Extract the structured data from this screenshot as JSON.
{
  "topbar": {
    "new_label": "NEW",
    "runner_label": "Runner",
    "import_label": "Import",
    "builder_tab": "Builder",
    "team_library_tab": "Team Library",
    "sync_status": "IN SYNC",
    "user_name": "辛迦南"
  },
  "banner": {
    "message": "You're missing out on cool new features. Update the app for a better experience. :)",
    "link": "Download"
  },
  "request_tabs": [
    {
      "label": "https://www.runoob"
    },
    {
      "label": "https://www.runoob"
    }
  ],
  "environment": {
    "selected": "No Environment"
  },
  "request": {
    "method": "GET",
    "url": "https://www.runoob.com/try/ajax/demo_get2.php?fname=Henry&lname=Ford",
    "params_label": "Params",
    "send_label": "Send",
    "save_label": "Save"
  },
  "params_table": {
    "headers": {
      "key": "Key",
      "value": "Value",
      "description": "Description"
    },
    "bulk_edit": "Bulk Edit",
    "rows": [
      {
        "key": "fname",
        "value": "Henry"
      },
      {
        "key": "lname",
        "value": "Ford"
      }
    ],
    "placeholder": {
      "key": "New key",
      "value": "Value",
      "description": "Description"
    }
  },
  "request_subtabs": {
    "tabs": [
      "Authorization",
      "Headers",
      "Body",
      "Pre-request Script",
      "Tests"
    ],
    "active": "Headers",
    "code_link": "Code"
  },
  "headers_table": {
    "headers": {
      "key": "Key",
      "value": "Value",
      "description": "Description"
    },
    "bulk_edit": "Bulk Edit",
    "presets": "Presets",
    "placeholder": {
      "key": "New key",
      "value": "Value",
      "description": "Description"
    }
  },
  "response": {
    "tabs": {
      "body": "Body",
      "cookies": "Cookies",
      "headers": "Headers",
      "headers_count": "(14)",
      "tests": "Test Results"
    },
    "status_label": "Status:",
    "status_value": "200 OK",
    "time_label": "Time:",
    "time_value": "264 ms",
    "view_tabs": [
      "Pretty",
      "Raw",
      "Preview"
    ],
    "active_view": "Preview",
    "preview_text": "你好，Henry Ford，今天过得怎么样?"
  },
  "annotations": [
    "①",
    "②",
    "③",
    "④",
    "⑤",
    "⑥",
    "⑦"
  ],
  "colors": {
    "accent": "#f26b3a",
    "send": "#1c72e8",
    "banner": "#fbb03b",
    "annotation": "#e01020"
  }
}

========

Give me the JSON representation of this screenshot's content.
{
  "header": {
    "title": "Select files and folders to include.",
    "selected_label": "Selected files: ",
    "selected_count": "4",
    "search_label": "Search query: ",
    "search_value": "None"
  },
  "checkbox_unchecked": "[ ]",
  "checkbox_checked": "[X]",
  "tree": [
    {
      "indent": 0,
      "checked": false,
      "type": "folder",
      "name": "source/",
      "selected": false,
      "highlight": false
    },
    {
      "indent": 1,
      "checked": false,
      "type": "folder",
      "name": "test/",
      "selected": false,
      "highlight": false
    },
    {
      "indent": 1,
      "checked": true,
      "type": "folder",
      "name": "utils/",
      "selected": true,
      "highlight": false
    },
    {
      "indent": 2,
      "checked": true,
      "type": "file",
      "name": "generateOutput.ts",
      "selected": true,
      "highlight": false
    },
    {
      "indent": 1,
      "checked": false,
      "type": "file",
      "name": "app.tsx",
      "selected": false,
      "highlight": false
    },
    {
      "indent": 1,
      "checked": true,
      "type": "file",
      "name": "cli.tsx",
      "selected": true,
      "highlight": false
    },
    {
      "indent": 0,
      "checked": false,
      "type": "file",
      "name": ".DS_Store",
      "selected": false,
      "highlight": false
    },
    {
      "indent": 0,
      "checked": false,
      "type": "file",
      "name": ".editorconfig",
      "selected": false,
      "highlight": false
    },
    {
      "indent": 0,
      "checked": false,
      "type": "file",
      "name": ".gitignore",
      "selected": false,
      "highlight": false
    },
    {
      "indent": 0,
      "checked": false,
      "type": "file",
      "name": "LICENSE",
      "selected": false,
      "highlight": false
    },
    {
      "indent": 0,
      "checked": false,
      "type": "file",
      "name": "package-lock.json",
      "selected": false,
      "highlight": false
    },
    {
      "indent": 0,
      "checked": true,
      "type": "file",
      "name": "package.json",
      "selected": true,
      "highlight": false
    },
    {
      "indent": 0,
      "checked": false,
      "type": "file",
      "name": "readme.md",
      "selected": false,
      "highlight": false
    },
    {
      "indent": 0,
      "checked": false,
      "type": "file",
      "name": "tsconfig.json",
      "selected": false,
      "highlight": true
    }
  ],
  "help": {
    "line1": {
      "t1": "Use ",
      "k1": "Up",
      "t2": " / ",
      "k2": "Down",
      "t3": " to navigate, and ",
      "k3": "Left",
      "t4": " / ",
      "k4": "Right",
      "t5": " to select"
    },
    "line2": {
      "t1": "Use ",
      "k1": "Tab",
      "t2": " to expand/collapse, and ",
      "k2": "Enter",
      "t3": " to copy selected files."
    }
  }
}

========

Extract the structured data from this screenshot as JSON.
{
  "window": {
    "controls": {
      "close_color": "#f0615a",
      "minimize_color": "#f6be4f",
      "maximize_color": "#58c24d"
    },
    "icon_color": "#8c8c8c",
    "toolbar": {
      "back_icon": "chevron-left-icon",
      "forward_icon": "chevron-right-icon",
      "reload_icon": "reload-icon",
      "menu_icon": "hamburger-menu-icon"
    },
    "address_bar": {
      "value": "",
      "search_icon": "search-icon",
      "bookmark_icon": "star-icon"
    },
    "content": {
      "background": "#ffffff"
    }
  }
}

========

* To be done *
From the entries above, copy every line containing the word "fname".

* Finished answer *
    "url": "https://www.runoob.com/try/ajax/demo_get2.php?fname=Henry&lname=Ford",
        "key": "fname",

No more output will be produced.